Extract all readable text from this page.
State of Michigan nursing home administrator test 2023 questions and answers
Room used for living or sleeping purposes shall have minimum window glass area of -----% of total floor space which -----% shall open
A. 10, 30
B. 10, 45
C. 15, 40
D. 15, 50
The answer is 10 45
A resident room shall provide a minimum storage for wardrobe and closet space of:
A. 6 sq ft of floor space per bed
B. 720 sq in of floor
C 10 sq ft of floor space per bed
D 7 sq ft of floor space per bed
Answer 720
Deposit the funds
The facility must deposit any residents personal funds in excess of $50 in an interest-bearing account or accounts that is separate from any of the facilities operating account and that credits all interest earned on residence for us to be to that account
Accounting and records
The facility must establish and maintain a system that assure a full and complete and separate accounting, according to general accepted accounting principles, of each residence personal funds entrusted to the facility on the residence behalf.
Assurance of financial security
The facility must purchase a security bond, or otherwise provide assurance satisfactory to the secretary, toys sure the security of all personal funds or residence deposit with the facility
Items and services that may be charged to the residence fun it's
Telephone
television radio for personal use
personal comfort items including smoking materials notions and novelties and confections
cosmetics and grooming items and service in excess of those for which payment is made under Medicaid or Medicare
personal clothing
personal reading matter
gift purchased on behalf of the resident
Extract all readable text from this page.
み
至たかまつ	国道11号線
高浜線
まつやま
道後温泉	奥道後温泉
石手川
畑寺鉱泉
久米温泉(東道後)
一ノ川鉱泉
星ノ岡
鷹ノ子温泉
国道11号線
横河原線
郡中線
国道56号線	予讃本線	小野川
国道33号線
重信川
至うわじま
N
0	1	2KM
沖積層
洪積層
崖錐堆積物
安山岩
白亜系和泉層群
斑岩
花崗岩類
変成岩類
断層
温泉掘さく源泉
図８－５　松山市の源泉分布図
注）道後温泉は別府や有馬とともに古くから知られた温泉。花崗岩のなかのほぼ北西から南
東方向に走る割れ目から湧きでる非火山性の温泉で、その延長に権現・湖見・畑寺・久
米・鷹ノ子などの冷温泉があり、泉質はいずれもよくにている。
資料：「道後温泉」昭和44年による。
• • • •
Print the entries exactly. Include every one.

Extract all readable text from this page.
State of Michigan nursing home administrator test 2023 questions and answers
Room used for living or sleeping purposes shall have minimum window glass area of -----% of total floor space which -----% shall open
A. 10, 30
B. 10, 45
C. 15, 40
D. 15, 50
The answer is 10 45
A resident room shall provide a minimum storage for wardrobe and closet space of:
A. 6 sq ft of floor space per bed
B. 720 sq in of floor
C 10 sq ft of floor space per bed
D 7 sq ft of floor space per bed
Answer 720
Deposit the funds
The facility must deposit any residents personal funds in excess of $50 in an interest-bearing account or accounts that is separate from any of the facilities operating account and that credits all interest earned on residence for us to be to that account
Accounting and records
The facility must establish and maintain a system that assure a full and complete and separate accounting, according to general accepted accounting principles, of each residence personal funds entrusted to the facility on the residence behalf.
Assurance of financial security
The facility must purchase a security bond, or otherwise provide assurance satisfactory to the secretary, toys sure the security of all personal funds or residence deposit with the facility
Items and services that may be charged to the residence fun it's
Telephone
television radio for personal use
personal comfort items including smoking materials notions and novelties and confections
cosmetics and grooming items and service in excess of those for which payment is made under Medicaid or Medicare
personal clothing
personal reading matter
gift purchased on behalf of the resident
Extract all readable text from this page.
み
至たかまつ	国道11号線
高浜線
まつやま
道後温泉	奥道後温泉
石手川
畑寺鉱泉
久米温泉(東道後)
一ノ川鉱泉
星ノ岡
鷹ノ子温泉
国道11号線
横河原線
郡中線
国道56号線	予讃本線	小野川
国道33号線
重信川
至うわじま
N
0	1	2KM
沖積層
洪積層
崖錐堆積物
安山岩
白亜系和泉層群
斑岩
花崗岩類
変成岩類
断層
温泉掘さく源泉
図８－５　松山市の源泉分布図
注）道後温泉は別府や有馬とともに古くから知られた温泉。花崗岩のなかのほぼ北西から南
東方向に走る割れ目から湧きでる非火山性の温泉で、その延長に権現・湖見・畑寺・久
米・鷹ノ子などの冷温泉があり、泉質はいずれもよくにている。
資料：「道後温泉」昭和44年による。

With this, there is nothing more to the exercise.